Goal:
Identify and reproduce every line holding the string "time".

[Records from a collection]

————

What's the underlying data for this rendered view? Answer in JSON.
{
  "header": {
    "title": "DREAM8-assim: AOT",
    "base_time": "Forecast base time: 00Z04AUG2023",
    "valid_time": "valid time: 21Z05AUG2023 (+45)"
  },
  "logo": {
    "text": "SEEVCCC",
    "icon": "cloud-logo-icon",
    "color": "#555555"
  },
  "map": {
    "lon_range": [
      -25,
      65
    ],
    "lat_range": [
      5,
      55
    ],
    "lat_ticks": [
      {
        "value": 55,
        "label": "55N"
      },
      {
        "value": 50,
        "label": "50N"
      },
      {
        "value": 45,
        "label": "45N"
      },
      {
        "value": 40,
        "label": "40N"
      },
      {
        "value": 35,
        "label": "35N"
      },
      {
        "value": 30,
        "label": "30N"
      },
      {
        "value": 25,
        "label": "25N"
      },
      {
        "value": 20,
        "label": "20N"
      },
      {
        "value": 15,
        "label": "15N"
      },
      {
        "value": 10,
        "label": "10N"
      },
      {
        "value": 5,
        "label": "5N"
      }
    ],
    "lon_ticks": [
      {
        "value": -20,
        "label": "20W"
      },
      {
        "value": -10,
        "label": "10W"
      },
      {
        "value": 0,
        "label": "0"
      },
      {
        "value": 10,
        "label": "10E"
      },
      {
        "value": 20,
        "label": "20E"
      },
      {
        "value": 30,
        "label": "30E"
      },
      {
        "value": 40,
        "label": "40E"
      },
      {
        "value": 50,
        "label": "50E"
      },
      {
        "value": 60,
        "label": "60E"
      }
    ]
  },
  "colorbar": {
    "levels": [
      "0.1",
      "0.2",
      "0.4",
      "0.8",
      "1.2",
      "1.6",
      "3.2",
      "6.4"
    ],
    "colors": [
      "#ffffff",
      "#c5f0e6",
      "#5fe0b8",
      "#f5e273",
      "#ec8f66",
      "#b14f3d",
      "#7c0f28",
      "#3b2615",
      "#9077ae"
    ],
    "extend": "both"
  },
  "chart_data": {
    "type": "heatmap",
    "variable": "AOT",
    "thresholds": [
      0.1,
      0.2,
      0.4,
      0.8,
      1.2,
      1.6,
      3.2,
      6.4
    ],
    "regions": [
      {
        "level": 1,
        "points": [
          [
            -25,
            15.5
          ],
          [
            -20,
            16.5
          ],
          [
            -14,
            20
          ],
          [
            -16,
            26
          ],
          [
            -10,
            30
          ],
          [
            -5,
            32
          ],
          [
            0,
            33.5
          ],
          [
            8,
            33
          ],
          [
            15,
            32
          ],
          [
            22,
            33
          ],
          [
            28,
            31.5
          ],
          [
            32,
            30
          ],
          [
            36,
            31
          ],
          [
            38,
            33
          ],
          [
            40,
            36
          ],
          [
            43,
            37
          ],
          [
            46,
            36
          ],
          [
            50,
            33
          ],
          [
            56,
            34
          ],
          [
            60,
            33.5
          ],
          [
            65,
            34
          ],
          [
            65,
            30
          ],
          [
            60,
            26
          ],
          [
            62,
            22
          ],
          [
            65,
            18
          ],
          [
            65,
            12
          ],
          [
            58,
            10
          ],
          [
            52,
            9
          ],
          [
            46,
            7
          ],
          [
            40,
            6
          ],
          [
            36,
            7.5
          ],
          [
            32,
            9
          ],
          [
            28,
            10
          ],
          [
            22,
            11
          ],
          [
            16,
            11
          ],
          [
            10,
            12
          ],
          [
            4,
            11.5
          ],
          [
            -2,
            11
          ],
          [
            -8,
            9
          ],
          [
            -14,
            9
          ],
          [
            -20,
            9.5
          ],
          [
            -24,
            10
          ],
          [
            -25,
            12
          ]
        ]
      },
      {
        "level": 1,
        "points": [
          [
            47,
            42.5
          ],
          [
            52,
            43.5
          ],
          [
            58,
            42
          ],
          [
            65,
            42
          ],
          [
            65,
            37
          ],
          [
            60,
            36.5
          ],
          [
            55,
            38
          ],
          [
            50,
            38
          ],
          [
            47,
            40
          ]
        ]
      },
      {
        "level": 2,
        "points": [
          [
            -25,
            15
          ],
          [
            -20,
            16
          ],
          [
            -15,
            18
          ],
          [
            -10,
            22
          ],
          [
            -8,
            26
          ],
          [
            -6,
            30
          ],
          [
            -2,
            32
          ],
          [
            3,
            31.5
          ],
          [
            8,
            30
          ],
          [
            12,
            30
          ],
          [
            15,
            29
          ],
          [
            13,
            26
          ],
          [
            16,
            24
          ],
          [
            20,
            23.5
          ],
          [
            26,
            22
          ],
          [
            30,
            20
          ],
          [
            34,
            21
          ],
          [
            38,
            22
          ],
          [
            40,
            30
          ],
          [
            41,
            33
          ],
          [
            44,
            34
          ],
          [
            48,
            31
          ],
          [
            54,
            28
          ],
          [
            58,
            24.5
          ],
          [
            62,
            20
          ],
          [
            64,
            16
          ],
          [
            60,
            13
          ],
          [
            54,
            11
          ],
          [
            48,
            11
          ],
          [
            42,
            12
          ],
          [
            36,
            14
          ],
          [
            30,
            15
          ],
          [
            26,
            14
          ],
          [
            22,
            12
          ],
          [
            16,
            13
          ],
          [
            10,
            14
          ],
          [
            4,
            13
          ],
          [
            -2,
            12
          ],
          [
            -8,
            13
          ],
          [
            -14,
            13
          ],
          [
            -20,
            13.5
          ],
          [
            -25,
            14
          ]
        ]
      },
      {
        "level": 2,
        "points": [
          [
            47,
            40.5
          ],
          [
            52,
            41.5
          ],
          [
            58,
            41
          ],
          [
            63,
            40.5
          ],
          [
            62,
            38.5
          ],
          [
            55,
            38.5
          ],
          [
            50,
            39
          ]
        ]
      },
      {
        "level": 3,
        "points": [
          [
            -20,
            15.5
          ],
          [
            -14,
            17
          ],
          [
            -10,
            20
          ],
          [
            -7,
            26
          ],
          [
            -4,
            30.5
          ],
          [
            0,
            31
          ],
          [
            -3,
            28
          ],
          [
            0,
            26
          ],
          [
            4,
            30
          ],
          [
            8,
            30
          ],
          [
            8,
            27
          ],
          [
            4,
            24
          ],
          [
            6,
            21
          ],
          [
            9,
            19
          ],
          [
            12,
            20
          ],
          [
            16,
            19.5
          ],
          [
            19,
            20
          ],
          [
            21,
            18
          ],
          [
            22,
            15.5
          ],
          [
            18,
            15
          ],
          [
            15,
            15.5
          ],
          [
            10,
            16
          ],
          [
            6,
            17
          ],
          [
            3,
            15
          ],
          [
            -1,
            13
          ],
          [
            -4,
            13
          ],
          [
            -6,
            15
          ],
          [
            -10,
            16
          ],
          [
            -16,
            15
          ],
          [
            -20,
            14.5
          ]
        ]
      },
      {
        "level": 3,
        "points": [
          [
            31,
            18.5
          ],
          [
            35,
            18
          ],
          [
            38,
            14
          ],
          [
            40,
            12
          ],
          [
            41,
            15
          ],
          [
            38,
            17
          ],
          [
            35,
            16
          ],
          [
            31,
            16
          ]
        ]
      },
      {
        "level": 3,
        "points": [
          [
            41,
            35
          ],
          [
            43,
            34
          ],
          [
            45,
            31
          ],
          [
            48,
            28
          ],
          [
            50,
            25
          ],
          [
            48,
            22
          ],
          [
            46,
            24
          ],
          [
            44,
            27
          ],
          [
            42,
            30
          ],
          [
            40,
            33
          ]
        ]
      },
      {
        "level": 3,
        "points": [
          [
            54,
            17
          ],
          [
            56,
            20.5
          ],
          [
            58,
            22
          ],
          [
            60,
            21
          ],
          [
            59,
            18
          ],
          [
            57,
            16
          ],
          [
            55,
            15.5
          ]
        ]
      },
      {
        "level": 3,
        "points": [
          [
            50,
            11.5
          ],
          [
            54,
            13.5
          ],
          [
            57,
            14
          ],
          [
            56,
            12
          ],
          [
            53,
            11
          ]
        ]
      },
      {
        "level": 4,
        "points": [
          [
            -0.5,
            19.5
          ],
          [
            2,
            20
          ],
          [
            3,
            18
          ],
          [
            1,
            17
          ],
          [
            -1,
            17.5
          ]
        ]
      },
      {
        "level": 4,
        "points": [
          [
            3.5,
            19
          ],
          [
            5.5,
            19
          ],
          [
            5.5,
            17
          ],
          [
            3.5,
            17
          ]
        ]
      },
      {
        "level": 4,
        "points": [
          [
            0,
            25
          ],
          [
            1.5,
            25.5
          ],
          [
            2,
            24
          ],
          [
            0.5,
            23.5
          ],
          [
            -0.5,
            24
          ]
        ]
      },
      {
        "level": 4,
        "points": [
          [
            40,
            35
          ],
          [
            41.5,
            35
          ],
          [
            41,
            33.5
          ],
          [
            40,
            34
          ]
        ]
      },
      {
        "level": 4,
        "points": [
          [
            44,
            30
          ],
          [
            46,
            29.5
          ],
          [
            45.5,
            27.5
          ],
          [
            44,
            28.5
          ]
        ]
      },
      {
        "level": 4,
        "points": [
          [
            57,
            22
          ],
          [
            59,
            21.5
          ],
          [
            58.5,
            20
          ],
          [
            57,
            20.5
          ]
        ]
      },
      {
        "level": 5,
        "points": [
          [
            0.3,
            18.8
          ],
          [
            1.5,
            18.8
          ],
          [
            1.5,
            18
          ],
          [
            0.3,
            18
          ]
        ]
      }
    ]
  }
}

————

Exercise answer:
    "base_time": "Forecast base time: 00Z04AUG2023",
    "valid_time": "valid time: 21Z05AUG2023 (+45)"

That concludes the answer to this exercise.